Extracted records
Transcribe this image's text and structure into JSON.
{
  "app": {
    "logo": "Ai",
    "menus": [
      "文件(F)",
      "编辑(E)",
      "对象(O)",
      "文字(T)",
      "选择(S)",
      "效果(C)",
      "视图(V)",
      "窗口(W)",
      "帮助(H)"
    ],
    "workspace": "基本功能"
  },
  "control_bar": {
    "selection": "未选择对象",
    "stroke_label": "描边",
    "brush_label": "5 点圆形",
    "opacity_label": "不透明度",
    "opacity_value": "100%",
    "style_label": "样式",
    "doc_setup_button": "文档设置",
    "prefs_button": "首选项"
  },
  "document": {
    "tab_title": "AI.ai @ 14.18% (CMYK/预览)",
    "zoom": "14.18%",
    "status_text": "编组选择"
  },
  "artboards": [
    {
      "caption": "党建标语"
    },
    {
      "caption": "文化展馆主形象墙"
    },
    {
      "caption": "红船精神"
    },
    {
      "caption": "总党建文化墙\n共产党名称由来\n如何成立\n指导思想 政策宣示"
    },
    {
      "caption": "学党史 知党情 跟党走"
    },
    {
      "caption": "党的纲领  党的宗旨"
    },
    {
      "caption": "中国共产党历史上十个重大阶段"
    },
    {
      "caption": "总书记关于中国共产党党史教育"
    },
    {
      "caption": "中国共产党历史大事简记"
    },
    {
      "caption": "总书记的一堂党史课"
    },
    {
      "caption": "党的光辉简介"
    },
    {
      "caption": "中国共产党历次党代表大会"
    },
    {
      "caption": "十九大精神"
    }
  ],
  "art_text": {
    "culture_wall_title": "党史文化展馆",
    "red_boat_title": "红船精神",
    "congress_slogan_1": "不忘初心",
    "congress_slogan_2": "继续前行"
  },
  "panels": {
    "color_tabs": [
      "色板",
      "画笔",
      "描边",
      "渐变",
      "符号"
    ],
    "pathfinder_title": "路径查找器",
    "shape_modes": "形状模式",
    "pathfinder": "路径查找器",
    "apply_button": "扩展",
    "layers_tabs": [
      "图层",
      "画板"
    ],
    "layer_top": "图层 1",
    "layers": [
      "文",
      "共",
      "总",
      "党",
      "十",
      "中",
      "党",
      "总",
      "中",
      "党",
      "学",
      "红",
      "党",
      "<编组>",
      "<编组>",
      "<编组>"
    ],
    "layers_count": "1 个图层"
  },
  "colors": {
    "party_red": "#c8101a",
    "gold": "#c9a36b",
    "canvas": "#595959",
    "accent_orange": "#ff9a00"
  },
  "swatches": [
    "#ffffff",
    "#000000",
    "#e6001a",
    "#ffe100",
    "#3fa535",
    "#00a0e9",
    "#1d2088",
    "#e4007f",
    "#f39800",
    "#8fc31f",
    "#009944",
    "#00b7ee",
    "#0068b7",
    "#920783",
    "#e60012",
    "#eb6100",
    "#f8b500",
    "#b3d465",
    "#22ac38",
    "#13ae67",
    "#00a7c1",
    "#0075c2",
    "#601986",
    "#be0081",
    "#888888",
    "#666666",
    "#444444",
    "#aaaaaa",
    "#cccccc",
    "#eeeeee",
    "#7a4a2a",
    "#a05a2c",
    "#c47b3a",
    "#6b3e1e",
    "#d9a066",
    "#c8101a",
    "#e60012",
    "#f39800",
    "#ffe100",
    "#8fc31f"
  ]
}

- **WHAT IS BEING ASKED**:
Retype all of the data shown above, word for word.

- **CORRECT OUTPUT**:
Transcribe this image's text and structure into JSON.
{
  "app": {
    "logo": "Ai",
    "menus": [
      "文件(F)",
      "编辑(E)",
      "对象(O)",
      "文字(T)",
      "选择(S)",
      "效果(C)",
      "视图(V)",
      "窗口(W)",
      "帮助(H)"
    ],
    "workspace": "基本功能"
  },
  "control_bar": {
    "selection": "未选择对象",
    "stroke_label": "描边",
    "brush_label": "5 点圆形",
    "opacity_label": "不透明度",
    "opacity_value": "100%",
    "style_label": "样式",
    "doc_setup_button": "文档设置",
    "prefs_button": "首选项"
  },
  "document": {
    "tab_title": "AI.ai @ 14.18% (CMYK/预览)",
    "zoom": "14.18%",
    "status_text": "编组选择"
  },
  "artboards": [
    {
      "caption": "党建标语"
    },
    {
      "caption": "文化展馆主形象墙"
    },
    {
      "caption": "红船精神"
    },
    {
      "caption": "总党建文化墙\n共产党名称由来\n如何成立\n指导思想 政策宣示"
    },
    {
      "caption": "学党史 知党情 跟党走"
    },
    {
      "caption": "党的纲领  党的宗旨"
    },
    {
      "caption": "中国共产党历史上十个重大阶段"
    },
    {
      "caption": "总书记关于中国共产党党史教育"
    },
    {
      "caption": "中国共产党历史大事简记"
    },
    {
      "caption": "总书记的一堂党史课"
    },
    {
      "caption": "党的光辉简介"
    },
    {
      "caption": "中国共产党历次党代表大会"
    },
    {
      "caption": "十九大精神"
    }
  ],
  "art_text": {
    "culture_wall_title": "党史文化展馆",
    "red_boat_title": "红船精神",
    "congress_slogan_1": "不忘初心",
    "congress_slogan_2": "继续前行"
  },
  "panels": {
    "color_tabs": [
      "色板",
      "画笔",
      "描边",
      "渐变",
      "符号"
    ],
    "pathfinder_title": "路径查找器",
    "shape_modes": "形状模式",
    "pathfinder": "路径查找器",
    "apply_button": "扩展",
    "layers_tabs": [
      "图层",
      "画板"
    ],
    "layer_top": "图层 1",
    "layers": [
      "文",
      "共",
      "总",
      "党",
      "十",
      "中",
      "党",
      "总",
      "中",
      "党",
      "学",
      "红",
      "党",
      "<编组>",
      "<编组>",
      "<编组>"
    ],
    "layers_count": "1 个图层"
  },
  "colors": {
    "party_red": "#c8101a",
    "gold": "#c9a36b",
    "canvas": "#595959",
    "accent_orange": "#ff9a00"
  },
  "swatches": [
    "#ffffff",
    "#000000",
    "#e6001a",
    "#ffe100",
    "#3fa535",
    "#00a0e9",
    "#1d2088",
    "#e4007f",
    "#f39800",
    "#8fc31f",
    "#009944",
    "#00b7ee",
    "#0068b7",
    "#920783",
    "#e60012",
    "#eb6100",
    "#f8b500",
    "#b3d465",
    "#22ac38",
    "#13ae67",
    "#00a7c1",
    "#0075c2",
    "#601986",
    "#be0081",
    "#888888",
    "#666666",
    "#444444",
    "#aaaaaa",
    "#cccccc",
    "#eeeeee",
    "#7a4a2a",
    "#a05a2c",
    "#c47b3a",
    "#6b3e1e",
    "#d9a066",
    "#c8101a",
    "#e60012",
    "#f39800",
    "#ffe100",
    "#8fc31f"
  ]
}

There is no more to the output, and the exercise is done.